:: Challenge ::
Write out every entry, unchanged. Skip any picture.

[start of Material]

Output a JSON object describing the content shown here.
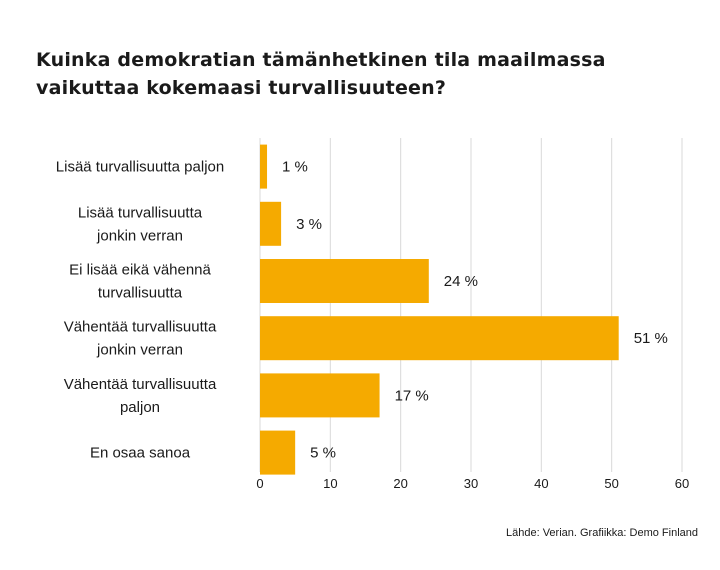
{
  "title_lines": [
    "Kuinka demokratian tämänhetkinen tila maailmassa",
    "vaikuttaa kokemaasi turvallisuuteen?"
  ],
  "source": "Lähde: Verian. Grafiikka:  Demo Finland",
  "colors": {
    "bar": "#F5AA00",
    "grid": "#d9d9d9"
  },
  "chart_data": {
    "type": "bar",
    "orientation": "horizontal",
    "title": "Kuinka demokratian tämänhetkinen tila maailmassa vaikuttaa kokemaasi turvallisuuteen?",
    "categories": [
      [
        "Lisää turvallisuutta paljon"
      ],
      [
        "Lisää turvallisuutta",
        "jonkin verran"
      ],
      [
        "Ei lisää eikä vähennä",
        "turvallisuutta"
      ],
      [
        "Vähentää turvallisuutta",
        "jonkin verran"
      ],
      [
        "Vähentää turvallisuutta",
        "paljon"
      ],
      [
        "En osaa sanoa"
      ]
    ],
    "values": [
      1,
      3,
      24,
      51,
      17,
      5
    ],
    "value_labels": [
      "1 %",
      "3 %",
      "24 %",
      "51 %",
      "17 %",
      "5 %"
    ],
    "xlim": [
      0,
      60
    ],
    "xticks": [
      "0",
      "10",
      "20",
      "30",
      "40",
      "50",
      "60"
    ],
    "xtick_values": [
      0,
      10,
      20,
      30,
      40,
      50,
      60
    ],
    "grid": "vertical",
    "legend": "none"
  }
}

[end of Material]

:: Exercise answer ::
Output a JSON object describing the content shown here.
{
  "title_lines": [
    "Kuinka demokratian tämänhetkinen tila maailmassa",
    "vaikuttaa kokemaasi turvallisuuteen?"
  ],
  "source": "Lähde: Verian. Grafiikka:  Demo Finland",
  "colors": {
    "bar": "#F5AA00",
    "grid": "#d9d9d9"
  },
  "chart_data": {
    "type": "bar",
    "orientation": "horizontal",
    "title": "Kuinka demokratian tämänhetkinen tila maailmassa vaikuttaa kokemaasi turvallisuuteen?",
    "categories": [
      [
        "Lisää turvallisuutta paljon"
      ],
      [
        "Lisää turvallisuutta",
        "jonkin verran"
      ],
      [
        "Ei lisää eikä vähennä",
        "turvallisuutta"
      ],
      [
        "Vähentää turvallisuutta",
        "jonkin verran"
      ],
      [
        "Vähentää turvallisuutta",
        "paljon"
      ],
      [
        "En osaa sanoa"
      ]
    ],
    "values": [
      1,
      3,
      24,
      51,
      17,
      5
    ],
    "value_labels": [
      "1 %",
      "3 %",
      "24 %",
      "51 %",
      "17 %",
      "5 %"
    ],
    "xlim": [
      0,
      60
    ],
    "xticks": [
      "0",
      "10",
      "20",
      "30",
      "40",
      "50",
      "60"
    ],
    "xtick_values": [
      0,
      10,
      20,
      30,
      40,
      50,
      60
    ],
    "grid": "vertical",
    "legend": "none"
  }
}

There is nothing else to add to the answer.